(Excerpts from a figure dataset)
============================================================

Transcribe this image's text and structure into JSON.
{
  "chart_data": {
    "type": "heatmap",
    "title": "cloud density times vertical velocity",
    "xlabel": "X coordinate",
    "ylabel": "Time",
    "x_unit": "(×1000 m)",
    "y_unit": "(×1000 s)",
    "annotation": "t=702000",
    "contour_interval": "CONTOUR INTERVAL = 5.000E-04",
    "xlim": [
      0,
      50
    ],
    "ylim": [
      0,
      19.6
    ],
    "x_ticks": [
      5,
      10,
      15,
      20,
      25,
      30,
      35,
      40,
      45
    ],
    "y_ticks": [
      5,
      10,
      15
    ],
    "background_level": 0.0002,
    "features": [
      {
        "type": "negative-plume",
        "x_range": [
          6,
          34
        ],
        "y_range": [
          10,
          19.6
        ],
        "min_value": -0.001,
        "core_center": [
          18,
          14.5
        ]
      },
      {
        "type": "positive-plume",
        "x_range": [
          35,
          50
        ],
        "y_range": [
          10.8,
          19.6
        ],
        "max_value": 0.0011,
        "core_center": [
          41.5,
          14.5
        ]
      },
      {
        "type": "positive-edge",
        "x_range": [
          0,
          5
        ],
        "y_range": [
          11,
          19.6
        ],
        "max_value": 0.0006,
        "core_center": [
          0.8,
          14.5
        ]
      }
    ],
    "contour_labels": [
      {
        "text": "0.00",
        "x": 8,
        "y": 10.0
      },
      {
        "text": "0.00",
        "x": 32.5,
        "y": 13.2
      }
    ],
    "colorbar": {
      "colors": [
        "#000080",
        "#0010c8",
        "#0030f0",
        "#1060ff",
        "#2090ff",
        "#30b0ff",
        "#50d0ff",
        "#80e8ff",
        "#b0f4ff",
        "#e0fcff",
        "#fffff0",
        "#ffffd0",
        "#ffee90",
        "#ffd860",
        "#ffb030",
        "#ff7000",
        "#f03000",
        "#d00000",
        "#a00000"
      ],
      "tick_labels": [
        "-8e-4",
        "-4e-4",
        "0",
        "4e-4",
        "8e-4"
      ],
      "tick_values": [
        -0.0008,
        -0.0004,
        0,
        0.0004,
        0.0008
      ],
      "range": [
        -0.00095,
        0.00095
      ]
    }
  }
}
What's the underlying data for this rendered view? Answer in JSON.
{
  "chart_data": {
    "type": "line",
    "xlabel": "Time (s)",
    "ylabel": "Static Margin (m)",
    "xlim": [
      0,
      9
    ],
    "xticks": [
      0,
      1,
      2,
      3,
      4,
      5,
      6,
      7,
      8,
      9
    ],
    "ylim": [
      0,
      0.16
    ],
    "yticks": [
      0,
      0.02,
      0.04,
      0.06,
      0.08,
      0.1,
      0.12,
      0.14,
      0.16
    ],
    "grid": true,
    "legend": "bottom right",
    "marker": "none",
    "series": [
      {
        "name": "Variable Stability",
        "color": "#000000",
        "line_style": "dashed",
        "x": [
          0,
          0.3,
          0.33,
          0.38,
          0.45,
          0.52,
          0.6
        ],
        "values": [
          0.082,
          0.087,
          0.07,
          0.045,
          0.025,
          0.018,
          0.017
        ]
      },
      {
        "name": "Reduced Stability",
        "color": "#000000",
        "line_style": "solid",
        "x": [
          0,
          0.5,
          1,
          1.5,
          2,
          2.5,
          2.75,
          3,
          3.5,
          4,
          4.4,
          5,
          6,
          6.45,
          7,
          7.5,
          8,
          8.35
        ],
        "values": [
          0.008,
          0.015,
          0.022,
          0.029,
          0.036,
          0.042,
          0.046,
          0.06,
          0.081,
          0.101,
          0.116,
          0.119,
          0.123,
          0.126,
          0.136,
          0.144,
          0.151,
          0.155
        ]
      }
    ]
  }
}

============================================================

**EXERCISE BRIEF:**
Copy out the material above in its entirety. Every detail must match.

**RESULT BELOW:**
Transcribe this image's text and structure into JSON.
{
  "chart_data": {
    "type": "heatmap",
    "title": "cloud density times vertical velocity",
    "xlabel": "X coordinate",
    "ylabel": "Time",
    "x_unit": "(×1000 m)",
    "y_unit": "(×1000 s)",
    "annotation": "t=702000",
    "contour_interval": "CONTOUR INTERVAL = 5.000E-04",
    "xlim": [
      0,
      50
    ],
    "ylim": [
      0,
      19.6
    ],
    "x_ticks": [
      5,
      10,
      15,
      20,
      25,
      30,
      35,
      40,
      45
    ],
    "y_ticks": [
      5,
      10,
      15
    ],
    "background_level": 0.0002,
    "features": [
      {
        "type": "negative-plume",
        "x_range": [
          6,
          34
        ],
        "y_range": [
          10,
          19.6
        ],
        "min_value": -0.001,
        "core_center": [
          18,
          14.5
        ]
      },
      {
        "type": "positive-plume",
        "x_range": [
          35,
          50
        ],
        "y_range": [
          10.8,
          19.6
        ],
        "max_value": 0.0011,
        "core_center": [
          41.5,
          14.5
        ]
      },
      {
        "type": "positive-edge",
        "x_range": [
          0,
          5
        ],
        "y_range": [
          11,
          19.6
        ],
        "max_value": 0.0006,
        "core_center": [
          0.8,
          14.5
        ]
      }
    ],
    "contour_labels": [
      {
        "text": "0.00",
        "x": 8,
        "y": 10.0
      },
      {
        "text": "0.00",
        "x": 32.5,
        "y": 13.2
      }
    ],
    "colorbar": {
      "colors": [
        "#000080",
        "#0010c8",
        "#0030f0",
        "#1060ff",
        "#2090ff",
        "#30b0ff",
        "#50d0ff",
        "#80e8ff",
        "#b0f4ff",
        "#e0fcff",
        "#fffff0",
        "#ffffd0",
        "#ffee90",
        "#ffd860",
        "#ffb030",
        "#ff7000",
        "#f03000",
        "#d00000",
        "#a00000"
      ],
      "tick_labels": [
        "-8e-4",
        "-4e-4",
        "0",
        "4e-4",
        "8e-4"
      ],
      "tick_values": [
        -0.0008,
        -0.0004,
        0,
        0.0004,
        0.0008
      ],
      "range": [
        -0.00095,
        0.00095
      ]
    }
  }
}
What's the underlying data for this rendered view? Answer in JSON.
{
  "chart_data": {
    "type": "line",
    "xlabel": "Time (s)",
    "ylabel": "Static Margin (m)",
    "xlim": [
      0,
      9
    ],
    "xticks": [
      0,
      1,
      2,
      3,
      4,
      5,
      6,
      7,
      8,
      9
    ],
    "ylim": [
      0,
      0.16
    ],
    "yticks": [
      0,
      0.02,
      0.04,
      0.06,
      0.08,
      0.1,
      0.12,
      0.14,
      0.16
    ],
    "grid": true,
    "legend": "bottom right",
    "marker": "none",
    "series": [
      {
        "name": "Variable Stability",
        "color": "#000000",
        "line_style": "dashed",
        "x": [
          0,
          0.3,
          0.33,
          0.38,
          0.45,
          0.52,
          0.6
        ],
        "values": [
          0.082,
          0.087,
          0.07,
          0.045,
          0.025,
          0.018,
          0.017
        ]
      },
      {
        "name": "Reduced Stability",
        "color": "#000000",
        "line_style": "solid",
        "x": [
          0,
          0.5,
          1,
          1.5,
          2,
          2.5,
          2.75,
          3,
          3.5,
          4,
          4.4,
          5,
          6,
          6.45,
          7,
          7.5,
          8,
          8.35
        ],
        "values": [
          0.008,
          0.015,
          0.022,
          0.029,
          0.036,
          0.042,
          0.046,
          0.06,
          0.081,
          0.101,
          0.116,
          0.119,
          0.123,
          0.126,
          0.136,
          0.144,
          0.151,
          0.155
        ]
      }
    ]
  }
}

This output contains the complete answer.